## OBJECTIVE
Provide nothing but the number of lines containing the string "structured".

- - -

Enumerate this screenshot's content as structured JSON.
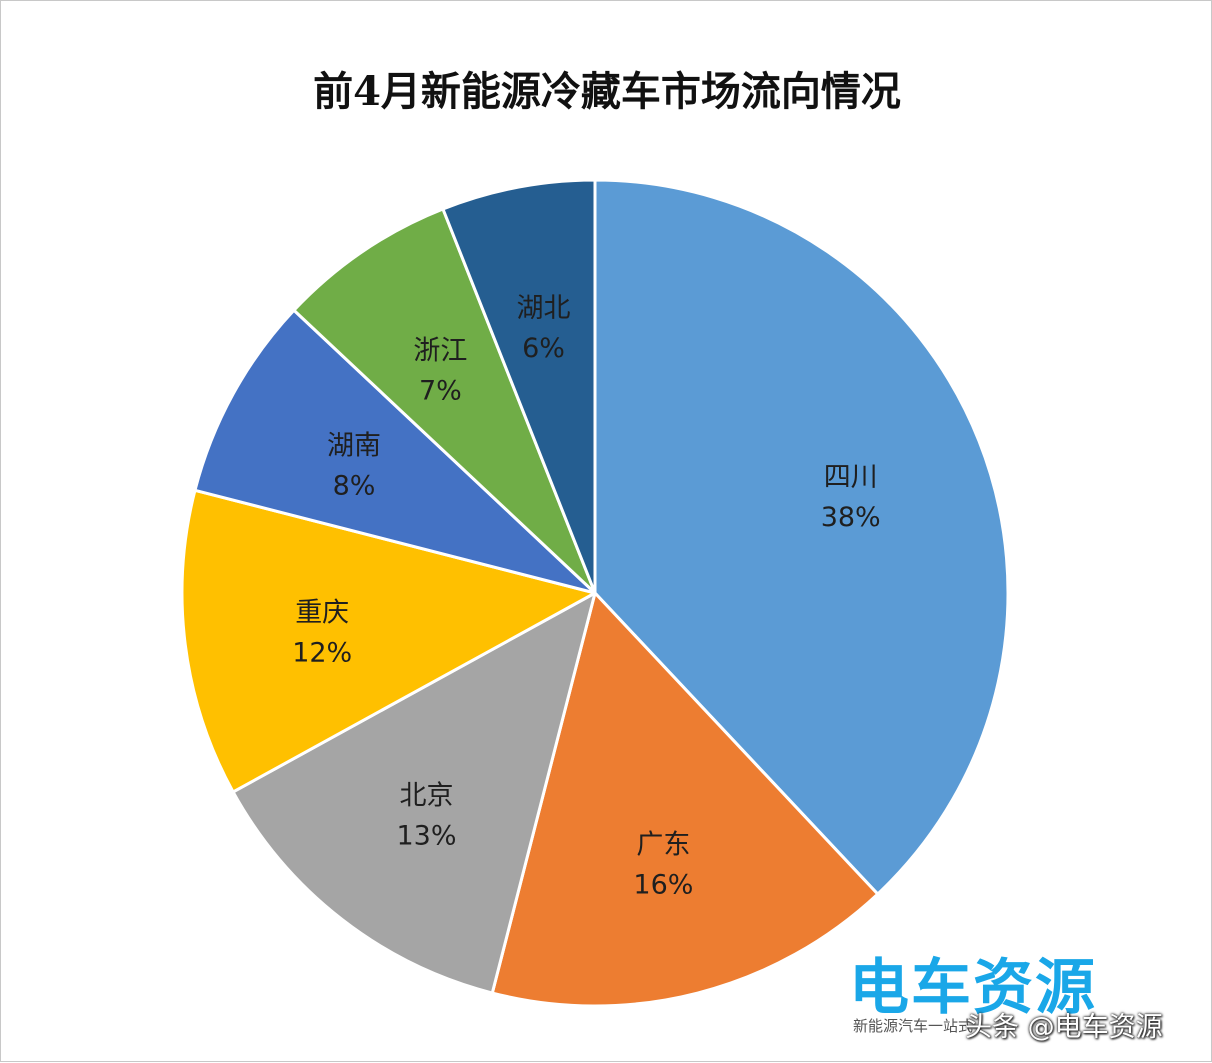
{
  "chart_data": {
    "type": "pie",
    "title": "前4月新能源冷藏车市场流向情况",
    "categories": [
      "四川",
      "广东",
      "北京",
      "重庆",
      "湖南",
      "浙江",
      "湖北"
    ],
    "values": [
      38,
      16,
      13,
      12,
      8,
      7,
      6
    ],
    "value_labels": [
      "38%",
      "16%",
      "13%",
      "12%",
      "8%",
      "7%",
      "6%"
    ],
    "colors": [
      "#5b9bd5",
      "#ed7d31",
      "#a5a5a5",
      "#ffc000",
      "#4472c4",
      "#70ad47",
      "#255e91"
    ],
    "start_angle": "12 o'clock",
    "direction": "clockwise",
    "legend": "none",
    "data_labels": "inside slices"
  },
  "watermark": {
    "logo_text": "电车资源",
    "logo_subtitle": "新能源汽车一站式",
    "credit": "头条 @电车资源"
  }
}
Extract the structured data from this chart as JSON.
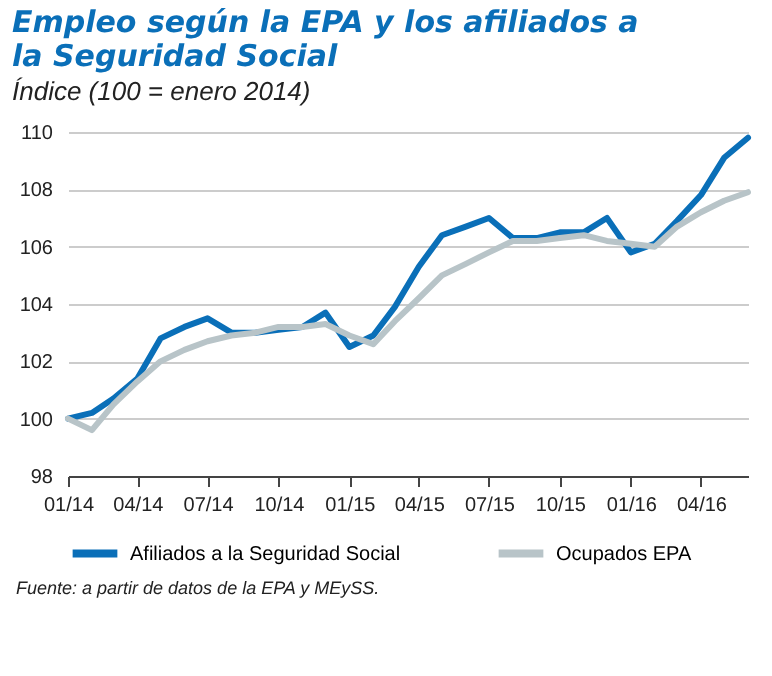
{
  "chart_data": {
    "type": "line",
    "title": "Empleo según la EPA y los afiliados a la Seguridad Social",
    "subtitle": "Índice (100 = enero 2014)",
    "annotations": [
      "Fuente: a partir de datos de la EPA y MEySS."
    ],
    "x": [
      "2014-01",
      "2014-02",
      "2014-03",
      "2014-04",
      "2014-05",
      "2014-06",
      "2014-07",
      "2014-08",
      "2014-09",
      "2014-10",
      "2014-11",
      "2014-12",
      "2015-01",
      "2015-02",
      "2015-03",
      "2015-04",
      "2015-05",
      "2015-06",
      "2015-07",
      "2015-08",
      "2015-09",
      "2015-10",
      "2015-11",
      "2015-12",
      "2016-01",
      "2016-02",
      "2016-03",
      "2016-04",
      "2016-05",
      "2016-06"
    ],
    "series": [
      {
        "name": "Afiliados a la Seguridad Social",
        "color": "#0a6fb8",
        "values": [
          100,
          100.2,
          100.7,
          101.4,
          102.8,
          103.2,
          103.5,
          103.0,
          103.0,
          103.1,
          103.2,
          103.7,
          102.5,
          102.9,
          103.9,
          105.3,
          106.4,
          106.7,
          107.0,
          106.3,
          106.3,
          106.5,
          106.5,
          107.0,
          105.8,
          106.1,
          106.9,
          107.8,
          109.1,
          109.8
        ]
      },
      {
        "name": "Ocupados EPA",
        "color": "#b8c4c8",
        "values": [
          100,
          99.6,
          100.5,
          101.3,
          102.0,
          102.4,
          102.7,
          102.9,
          103.0,
          103.2,
          103.2,
          103.3,
          102.9,
          102.6,
          103.4,
          104.2,
          105.0,
          105.4,
          105.8,
          106.2,
          106.2,
          106.3,
          106.4,
          106.2,
          106.1,
          106.0,
          106.7,
          107.2,
          107.6,
          107.9
        ]
      }
    ],
    "xlim": [
      "2014-01",
      "2016-06"
    ],
    "xticks": [
      {
        "value": "2014-01",
        "label": "01/14"
      },
      {
        "value": "2014-04",
        "label": "04/14"
      },
      {
        "value": "2014-07",
        "label": "07/14"
      },
      {
        "value": "2014-10",
        "label": "10/14"
      },
      {
        "value": "2015-01",
        "label": "01/15"
      },
      {
        "value": "2015-04",
        "label": "04/15"
      },
      {
        "value": "2015-07",
        "label": "07/15"
      },
      {
        "value": "2015-10",
        "label": "10/15"
      },
      {
        "value": "2016-01",
        "label": "01/16"
      },
      {
        "value": "2016-04",
        "label": "04/16"
      }
    ],
    "ylim": [
      98,
      110
    ],
    "yticks": [
      98,
      100,
      102,
      104,
      106,
      108,
      110
    ],
    "grid": "y",
    "legend": "bottom",
    "marker": "none",
    "line_style": "solid"
  }
}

- - -

## THE OUTPUT
2